(Extracted records)
********

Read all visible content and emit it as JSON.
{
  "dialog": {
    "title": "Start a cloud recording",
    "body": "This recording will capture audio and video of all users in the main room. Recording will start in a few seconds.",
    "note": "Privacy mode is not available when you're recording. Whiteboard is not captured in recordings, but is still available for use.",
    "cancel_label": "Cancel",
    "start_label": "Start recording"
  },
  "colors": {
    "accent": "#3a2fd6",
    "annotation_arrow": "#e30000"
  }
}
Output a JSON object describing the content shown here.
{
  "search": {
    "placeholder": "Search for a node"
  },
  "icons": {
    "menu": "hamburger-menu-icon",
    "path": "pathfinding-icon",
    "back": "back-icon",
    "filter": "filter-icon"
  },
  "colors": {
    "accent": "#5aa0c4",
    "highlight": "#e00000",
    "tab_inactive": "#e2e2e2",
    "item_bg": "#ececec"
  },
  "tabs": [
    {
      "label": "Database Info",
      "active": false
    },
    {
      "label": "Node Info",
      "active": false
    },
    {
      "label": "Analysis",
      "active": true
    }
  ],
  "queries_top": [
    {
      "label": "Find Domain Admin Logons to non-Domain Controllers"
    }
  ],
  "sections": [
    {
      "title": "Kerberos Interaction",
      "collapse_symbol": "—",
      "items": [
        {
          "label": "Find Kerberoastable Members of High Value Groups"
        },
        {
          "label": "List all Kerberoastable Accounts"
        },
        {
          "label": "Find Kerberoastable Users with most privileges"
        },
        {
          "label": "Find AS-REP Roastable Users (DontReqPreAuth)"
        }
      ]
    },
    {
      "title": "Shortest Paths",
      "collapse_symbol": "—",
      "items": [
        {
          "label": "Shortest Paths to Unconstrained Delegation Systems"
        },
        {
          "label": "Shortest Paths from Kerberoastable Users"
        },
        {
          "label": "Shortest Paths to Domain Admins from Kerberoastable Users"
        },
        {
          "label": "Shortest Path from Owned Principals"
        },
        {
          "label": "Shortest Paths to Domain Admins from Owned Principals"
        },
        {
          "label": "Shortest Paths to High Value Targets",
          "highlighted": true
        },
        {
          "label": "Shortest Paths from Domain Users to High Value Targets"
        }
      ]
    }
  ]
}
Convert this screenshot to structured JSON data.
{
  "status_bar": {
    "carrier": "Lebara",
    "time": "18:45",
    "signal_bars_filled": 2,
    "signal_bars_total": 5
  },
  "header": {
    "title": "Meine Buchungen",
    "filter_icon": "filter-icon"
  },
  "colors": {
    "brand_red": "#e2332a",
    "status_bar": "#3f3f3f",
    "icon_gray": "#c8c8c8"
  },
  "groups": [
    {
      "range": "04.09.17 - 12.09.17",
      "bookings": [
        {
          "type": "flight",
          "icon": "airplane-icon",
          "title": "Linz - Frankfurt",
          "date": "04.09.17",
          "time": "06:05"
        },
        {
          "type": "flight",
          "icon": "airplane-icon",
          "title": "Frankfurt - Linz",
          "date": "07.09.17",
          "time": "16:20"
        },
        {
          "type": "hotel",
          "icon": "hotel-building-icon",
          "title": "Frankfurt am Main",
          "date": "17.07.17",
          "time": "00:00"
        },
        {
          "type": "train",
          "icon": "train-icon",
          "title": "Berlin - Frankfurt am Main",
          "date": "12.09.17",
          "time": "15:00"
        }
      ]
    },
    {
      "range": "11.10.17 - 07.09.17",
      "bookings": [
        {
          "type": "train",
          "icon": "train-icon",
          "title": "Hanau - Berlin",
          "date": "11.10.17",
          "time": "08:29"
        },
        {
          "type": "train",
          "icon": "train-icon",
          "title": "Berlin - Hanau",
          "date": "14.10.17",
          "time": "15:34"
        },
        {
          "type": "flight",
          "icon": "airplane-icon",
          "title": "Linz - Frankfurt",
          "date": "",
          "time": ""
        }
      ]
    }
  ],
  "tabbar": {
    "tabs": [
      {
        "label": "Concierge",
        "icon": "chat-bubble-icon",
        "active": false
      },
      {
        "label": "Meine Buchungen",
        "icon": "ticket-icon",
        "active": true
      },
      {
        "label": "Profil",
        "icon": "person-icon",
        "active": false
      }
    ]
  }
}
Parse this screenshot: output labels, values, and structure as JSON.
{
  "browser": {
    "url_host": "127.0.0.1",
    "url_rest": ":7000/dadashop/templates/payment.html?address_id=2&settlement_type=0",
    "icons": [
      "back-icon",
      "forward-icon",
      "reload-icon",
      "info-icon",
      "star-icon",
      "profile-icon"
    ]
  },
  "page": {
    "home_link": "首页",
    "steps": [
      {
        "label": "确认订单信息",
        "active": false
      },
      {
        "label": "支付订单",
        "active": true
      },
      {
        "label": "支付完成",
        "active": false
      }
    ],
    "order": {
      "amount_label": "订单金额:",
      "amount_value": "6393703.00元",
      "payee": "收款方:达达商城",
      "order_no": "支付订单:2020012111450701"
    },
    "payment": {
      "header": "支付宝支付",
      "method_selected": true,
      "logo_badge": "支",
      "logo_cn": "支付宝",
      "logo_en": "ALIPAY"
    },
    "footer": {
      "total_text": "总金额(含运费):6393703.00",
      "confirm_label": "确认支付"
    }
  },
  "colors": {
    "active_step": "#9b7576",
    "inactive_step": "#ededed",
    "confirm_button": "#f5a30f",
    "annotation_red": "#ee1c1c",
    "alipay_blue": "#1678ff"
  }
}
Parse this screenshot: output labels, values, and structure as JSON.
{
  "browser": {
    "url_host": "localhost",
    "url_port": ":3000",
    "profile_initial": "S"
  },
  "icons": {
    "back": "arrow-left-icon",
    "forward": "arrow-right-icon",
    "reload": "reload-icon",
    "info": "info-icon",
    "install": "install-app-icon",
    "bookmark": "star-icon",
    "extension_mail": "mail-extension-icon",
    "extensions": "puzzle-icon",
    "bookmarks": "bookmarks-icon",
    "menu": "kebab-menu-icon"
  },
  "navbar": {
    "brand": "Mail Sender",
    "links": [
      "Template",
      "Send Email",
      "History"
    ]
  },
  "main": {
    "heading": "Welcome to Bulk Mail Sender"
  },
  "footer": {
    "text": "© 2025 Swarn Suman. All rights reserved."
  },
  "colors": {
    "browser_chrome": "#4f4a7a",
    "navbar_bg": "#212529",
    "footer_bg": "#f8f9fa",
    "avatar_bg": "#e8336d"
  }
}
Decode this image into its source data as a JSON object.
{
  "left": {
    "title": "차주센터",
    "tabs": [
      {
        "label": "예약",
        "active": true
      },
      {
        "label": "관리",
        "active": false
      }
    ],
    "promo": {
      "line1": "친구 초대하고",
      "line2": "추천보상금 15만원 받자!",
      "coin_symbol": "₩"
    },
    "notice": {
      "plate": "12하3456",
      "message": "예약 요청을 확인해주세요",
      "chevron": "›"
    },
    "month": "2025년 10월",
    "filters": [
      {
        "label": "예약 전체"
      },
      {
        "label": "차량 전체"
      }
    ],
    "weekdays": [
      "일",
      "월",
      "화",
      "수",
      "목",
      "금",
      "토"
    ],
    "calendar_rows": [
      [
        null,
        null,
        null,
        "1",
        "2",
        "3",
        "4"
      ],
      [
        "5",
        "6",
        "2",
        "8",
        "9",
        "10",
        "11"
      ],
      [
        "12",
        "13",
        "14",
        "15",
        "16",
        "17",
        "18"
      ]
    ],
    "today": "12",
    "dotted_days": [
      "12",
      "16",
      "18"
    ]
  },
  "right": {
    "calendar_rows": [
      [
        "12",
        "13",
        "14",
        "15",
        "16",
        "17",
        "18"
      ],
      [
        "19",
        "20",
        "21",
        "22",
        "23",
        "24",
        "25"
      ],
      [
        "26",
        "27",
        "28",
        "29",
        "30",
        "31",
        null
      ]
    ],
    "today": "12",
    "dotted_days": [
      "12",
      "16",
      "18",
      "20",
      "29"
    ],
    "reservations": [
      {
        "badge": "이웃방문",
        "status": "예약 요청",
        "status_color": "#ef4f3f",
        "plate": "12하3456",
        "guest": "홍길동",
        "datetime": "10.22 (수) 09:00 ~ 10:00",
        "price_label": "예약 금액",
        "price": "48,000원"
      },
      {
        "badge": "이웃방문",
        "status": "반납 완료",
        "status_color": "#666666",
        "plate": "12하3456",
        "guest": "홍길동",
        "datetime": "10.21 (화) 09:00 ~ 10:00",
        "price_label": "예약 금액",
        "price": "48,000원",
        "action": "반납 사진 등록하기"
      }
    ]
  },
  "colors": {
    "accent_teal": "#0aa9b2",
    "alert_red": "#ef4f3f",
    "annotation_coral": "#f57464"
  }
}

********

= EXERCISE REQUIREMENTS =
Wherever the word "Owned" occurs in a line of the listing, copy that line.

= SOLUTION =
          "label": "Shortest Path from Owned Principals"
          "label": "Shortest Paths to Domain Admins from Owned Principals"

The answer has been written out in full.